Stored data:
++++

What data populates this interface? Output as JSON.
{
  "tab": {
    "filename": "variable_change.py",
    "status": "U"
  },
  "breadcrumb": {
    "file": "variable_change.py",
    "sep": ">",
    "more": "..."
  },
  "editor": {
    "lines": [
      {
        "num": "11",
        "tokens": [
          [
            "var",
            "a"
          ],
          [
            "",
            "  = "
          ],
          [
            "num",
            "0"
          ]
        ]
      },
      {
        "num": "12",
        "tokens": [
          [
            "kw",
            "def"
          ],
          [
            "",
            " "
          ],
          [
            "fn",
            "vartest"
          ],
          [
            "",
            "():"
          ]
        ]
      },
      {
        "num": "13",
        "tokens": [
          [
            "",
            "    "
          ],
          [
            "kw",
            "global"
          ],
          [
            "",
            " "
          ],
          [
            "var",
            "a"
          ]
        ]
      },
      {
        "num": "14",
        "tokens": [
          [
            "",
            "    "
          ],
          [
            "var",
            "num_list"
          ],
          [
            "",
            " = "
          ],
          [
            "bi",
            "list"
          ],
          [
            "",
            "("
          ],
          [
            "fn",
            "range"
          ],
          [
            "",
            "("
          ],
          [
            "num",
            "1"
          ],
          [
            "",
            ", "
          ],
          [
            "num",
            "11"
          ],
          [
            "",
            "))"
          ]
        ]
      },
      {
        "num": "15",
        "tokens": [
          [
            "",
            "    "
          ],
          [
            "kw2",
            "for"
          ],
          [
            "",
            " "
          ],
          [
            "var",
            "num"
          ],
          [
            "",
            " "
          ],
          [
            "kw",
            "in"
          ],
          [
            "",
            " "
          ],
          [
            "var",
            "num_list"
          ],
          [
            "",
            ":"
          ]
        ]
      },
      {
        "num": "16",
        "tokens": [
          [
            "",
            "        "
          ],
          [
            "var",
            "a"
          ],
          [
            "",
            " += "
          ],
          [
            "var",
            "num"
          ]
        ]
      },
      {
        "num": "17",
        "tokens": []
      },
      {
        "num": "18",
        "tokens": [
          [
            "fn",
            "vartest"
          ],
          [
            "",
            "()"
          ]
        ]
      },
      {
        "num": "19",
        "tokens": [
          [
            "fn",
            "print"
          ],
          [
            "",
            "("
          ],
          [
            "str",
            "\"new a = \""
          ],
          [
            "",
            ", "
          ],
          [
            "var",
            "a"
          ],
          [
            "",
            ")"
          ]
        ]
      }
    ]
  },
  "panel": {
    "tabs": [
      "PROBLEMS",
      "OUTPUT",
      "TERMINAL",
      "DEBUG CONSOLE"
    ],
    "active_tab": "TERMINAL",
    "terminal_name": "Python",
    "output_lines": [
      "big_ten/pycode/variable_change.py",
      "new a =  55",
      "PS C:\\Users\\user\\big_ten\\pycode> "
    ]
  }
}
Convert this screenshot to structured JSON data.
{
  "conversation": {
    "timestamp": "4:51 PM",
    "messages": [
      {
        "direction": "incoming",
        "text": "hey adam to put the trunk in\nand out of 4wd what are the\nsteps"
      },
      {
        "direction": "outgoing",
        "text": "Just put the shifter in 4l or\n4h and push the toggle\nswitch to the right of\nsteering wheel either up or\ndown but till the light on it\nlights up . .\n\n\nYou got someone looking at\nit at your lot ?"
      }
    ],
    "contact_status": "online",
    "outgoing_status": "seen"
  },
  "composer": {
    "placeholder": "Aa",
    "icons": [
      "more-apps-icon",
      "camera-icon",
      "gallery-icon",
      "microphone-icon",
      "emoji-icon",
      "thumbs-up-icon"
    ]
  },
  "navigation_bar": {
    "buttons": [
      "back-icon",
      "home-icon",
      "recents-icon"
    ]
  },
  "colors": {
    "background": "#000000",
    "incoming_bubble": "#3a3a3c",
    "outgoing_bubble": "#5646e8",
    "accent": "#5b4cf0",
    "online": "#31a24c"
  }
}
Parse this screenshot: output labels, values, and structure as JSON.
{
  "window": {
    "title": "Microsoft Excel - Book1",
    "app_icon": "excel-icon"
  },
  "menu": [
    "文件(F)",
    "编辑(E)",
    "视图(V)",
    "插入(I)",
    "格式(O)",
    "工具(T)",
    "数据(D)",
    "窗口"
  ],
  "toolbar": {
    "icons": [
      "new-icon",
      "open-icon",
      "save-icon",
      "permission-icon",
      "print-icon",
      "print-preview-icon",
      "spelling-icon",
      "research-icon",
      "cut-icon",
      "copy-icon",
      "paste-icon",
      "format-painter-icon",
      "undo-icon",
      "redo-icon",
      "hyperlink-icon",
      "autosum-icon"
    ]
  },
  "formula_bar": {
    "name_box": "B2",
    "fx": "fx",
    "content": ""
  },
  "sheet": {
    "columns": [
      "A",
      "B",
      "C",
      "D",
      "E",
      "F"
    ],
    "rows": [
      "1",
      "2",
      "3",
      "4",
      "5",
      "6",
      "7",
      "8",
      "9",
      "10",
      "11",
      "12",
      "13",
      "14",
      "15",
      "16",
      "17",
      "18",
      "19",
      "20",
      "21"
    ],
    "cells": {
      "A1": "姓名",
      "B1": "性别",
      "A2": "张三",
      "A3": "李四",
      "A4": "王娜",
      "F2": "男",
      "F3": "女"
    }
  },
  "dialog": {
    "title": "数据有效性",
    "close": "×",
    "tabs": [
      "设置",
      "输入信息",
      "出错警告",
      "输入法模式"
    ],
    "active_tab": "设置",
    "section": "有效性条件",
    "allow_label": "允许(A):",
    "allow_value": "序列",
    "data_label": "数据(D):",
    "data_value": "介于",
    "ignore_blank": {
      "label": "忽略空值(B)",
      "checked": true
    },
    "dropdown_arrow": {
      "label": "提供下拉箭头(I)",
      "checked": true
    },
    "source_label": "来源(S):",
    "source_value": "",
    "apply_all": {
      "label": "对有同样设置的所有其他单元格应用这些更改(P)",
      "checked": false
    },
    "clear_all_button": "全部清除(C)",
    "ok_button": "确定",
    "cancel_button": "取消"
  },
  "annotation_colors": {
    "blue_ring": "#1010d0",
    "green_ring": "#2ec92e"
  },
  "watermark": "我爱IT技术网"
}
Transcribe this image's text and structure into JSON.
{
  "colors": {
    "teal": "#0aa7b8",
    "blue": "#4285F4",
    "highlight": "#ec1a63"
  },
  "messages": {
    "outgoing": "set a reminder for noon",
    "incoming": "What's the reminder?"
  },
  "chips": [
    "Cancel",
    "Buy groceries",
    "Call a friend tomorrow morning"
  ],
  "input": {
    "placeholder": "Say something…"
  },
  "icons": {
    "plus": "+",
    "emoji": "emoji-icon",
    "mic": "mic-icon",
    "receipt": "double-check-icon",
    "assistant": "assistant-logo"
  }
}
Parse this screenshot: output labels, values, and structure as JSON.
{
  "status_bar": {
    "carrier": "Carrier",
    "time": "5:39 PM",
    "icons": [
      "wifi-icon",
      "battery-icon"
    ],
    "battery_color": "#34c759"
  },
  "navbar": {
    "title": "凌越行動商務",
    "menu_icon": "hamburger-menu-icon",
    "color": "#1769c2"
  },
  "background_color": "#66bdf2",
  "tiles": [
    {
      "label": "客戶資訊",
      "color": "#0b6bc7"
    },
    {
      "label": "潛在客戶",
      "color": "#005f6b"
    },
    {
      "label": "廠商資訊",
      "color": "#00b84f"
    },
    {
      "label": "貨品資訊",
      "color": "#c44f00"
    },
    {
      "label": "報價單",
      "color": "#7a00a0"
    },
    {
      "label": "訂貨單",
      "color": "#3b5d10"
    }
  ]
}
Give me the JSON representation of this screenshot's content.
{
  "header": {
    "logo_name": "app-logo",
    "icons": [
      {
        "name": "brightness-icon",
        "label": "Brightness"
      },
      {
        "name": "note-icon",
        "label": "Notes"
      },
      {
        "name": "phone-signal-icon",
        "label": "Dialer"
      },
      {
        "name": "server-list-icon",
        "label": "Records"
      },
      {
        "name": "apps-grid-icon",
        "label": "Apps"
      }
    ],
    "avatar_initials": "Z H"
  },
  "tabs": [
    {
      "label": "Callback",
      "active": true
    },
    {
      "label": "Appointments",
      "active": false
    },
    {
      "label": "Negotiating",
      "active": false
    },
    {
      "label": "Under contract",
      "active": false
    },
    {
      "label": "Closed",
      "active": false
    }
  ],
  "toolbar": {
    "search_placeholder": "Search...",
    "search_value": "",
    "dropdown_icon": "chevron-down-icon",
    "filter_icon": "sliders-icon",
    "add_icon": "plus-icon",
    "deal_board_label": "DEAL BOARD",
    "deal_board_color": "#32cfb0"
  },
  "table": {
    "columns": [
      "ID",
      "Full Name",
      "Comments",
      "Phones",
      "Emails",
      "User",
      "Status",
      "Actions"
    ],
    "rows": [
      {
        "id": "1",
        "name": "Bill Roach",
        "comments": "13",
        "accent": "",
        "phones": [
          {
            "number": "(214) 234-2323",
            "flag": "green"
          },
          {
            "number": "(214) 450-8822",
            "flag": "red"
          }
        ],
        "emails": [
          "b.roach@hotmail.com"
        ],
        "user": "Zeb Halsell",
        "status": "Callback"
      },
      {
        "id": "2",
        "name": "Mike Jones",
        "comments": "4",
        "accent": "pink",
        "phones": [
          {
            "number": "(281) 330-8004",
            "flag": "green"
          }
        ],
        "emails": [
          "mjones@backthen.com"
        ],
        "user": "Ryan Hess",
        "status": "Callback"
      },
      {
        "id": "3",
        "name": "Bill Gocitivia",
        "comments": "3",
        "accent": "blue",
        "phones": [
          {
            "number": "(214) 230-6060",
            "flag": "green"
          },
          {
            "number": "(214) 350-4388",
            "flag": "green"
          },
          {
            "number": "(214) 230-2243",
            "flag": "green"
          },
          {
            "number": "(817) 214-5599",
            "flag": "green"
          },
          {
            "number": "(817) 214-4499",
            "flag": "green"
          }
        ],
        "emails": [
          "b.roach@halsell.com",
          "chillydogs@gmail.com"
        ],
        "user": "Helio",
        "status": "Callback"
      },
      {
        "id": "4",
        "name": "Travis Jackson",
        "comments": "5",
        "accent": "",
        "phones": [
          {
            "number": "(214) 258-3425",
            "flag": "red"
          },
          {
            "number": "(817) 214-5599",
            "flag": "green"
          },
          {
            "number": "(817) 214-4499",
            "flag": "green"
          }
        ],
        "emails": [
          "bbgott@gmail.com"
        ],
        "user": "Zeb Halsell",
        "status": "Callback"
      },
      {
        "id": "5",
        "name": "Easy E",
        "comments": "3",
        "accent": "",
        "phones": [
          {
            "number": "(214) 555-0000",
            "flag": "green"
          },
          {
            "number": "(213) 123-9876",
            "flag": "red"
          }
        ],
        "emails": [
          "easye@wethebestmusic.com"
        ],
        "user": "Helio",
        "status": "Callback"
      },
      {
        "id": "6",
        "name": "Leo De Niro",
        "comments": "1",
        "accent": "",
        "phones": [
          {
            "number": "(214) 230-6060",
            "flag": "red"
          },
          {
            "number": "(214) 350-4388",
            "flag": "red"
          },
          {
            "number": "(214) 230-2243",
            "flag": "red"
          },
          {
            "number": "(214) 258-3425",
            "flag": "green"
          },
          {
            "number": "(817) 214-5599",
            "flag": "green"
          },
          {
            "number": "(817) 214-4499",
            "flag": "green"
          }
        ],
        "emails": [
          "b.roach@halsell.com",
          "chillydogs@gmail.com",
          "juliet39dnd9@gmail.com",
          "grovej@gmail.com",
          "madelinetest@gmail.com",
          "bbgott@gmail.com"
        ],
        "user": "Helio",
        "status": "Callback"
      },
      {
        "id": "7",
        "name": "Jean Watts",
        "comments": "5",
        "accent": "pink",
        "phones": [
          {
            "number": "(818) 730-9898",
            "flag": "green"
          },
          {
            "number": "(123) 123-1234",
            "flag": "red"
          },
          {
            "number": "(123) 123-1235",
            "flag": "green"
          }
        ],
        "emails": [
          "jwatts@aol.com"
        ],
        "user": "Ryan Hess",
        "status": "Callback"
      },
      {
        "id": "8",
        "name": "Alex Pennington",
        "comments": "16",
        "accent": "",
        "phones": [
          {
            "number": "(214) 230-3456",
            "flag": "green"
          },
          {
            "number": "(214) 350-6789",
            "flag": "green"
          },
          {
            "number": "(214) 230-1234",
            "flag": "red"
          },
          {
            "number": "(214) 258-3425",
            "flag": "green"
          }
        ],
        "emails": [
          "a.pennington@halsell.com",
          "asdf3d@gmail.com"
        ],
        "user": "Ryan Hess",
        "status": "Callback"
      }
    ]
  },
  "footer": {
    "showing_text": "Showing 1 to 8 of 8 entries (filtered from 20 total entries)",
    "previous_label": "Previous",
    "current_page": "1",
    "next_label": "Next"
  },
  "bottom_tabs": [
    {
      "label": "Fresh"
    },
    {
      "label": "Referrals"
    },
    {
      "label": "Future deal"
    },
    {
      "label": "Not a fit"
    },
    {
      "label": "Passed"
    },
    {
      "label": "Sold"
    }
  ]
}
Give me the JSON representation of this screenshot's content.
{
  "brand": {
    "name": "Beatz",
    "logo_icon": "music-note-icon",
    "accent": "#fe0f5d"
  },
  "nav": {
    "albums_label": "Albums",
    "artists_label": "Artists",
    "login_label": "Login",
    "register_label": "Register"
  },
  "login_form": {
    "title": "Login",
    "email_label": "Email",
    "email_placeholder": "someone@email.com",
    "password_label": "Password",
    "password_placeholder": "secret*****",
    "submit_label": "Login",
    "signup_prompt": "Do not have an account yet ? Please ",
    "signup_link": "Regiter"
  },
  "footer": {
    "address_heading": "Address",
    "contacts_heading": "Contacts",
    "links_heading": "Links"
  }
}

++++

# EXERCISE INSTRUCTIONS
Determine how many lines of the listing above include the word "print", and report that number only.

# RESPONSE
3